**To be done**
Look through the material below for "candi". Copy every line that contains it.

**Recorded information**
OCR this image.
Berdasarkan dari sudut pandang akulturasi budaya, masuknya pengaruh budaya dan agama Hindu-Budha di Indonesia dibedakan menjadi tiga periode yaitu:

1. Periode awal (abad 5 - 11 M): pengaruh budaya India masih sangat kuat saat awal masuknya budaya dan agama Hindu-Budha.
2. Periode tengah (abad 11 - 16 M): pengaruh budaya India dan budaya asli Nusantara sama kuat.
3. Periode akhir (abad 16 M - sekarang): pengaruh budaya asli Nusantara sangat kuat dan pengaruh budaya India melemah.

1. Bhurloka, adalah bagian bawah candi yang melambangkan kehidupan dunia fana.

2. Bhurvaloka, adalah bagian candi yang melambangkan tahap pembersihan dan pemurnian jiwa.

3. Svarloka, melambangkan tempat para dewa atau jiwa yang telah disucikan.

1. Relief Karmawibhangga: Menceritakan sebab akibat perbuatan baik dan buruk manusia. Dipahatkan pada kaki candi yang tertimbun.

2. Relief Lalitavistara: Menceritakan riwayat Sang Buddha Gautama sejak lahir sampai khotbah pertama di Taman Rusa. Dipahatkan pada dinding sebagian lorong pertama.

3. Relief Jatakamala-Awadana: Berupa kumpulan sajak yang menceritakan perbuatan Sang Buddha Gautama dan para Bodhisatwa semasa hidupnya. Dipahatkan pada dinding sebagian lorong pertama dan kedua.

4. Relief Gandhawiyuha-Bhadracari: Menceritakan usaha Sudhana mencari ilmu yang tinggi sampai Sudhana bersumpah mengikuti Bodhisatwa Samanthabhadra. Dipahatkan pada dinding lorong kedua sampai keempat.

**Task solution**
1. Bhurloka, adalah bagian bawah candi yang melambangkan kehidupan dunia fana.
2. Bhurvaloka, adalah bagian candi yang melambangkan tahap pembersihan dan pemurnian jiwa.
1. Relief Karmawibhangga: Menceritakan sebab akibat perbuatan baik dan buruk manusia. Dipahatkan pada kaki candi yang tertimbun.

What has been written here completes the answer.